[Start of DATASET]

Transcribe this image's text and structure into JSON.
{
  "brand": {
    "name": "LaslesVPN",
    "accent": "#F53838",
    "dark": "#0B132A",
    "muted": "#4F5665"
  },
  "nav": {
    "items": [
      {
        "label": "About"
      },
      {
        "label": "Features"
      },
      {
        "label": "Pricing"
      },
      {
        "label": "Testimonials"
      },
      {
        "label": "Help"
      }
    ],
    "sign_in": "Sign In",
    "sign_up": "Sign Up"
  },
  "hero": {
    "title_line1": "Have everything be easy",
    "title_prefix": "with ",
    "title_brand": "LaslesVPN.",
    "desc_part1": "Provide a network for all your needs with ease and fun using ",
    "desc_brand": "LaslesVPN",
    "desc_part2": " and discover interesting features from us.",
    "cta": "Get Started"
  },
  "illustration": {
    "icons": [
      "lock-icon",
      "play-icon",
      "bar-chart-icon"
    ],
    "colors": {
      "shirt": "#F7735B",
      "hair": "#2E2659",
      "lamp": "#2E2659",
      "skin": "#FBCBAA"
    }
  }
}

[End of DATASET]

**EXERCISE TASK**
Please reproduce each record precisely as written.

**TASK SOLUTION**
Transcribe this image's text and structure into JSON.
{
  "brand": {
    "name": "LaslesVPN",
    "accent": "#F53838",
    "dark": "#0B132A",
    "muted": "#4F5665"
  },
  "nav": {
    "items": [
      {
        "label": "About"
      },
      {
        "label": "Features"
      },
      {
        "label": "Pricing"
      },
      {
        "label": "Testimonials"
      },
      {
        "label": "Help"
      }
    ],
    "sign_in": "Sign In",
    "sign_up": "Sign Up"
  },
  "hero": {
    "title_line1": "Have everything be easy",
    "title_prefix": "with ",
    "title_brand": "LaslesVPN.",
    "desc_part1": "Provide a network for all your needs with ease and fun using ",
    "desc_brand": "LaslesVPN",
    "desc_part2": " and discover interesting features from us.",
    "cta": "Get Started"
  },
  "illustration": {
    "icons": [
      "lock-icon",
      "play-icon",
      "bar-chart-icon"
    ],
    "colors": {
      "shirt": "#F7735B",
      "hair": "#2E2659",
      "lamp": "#2E2659",
      "skin": "#FBCBAA"
    }
  }
}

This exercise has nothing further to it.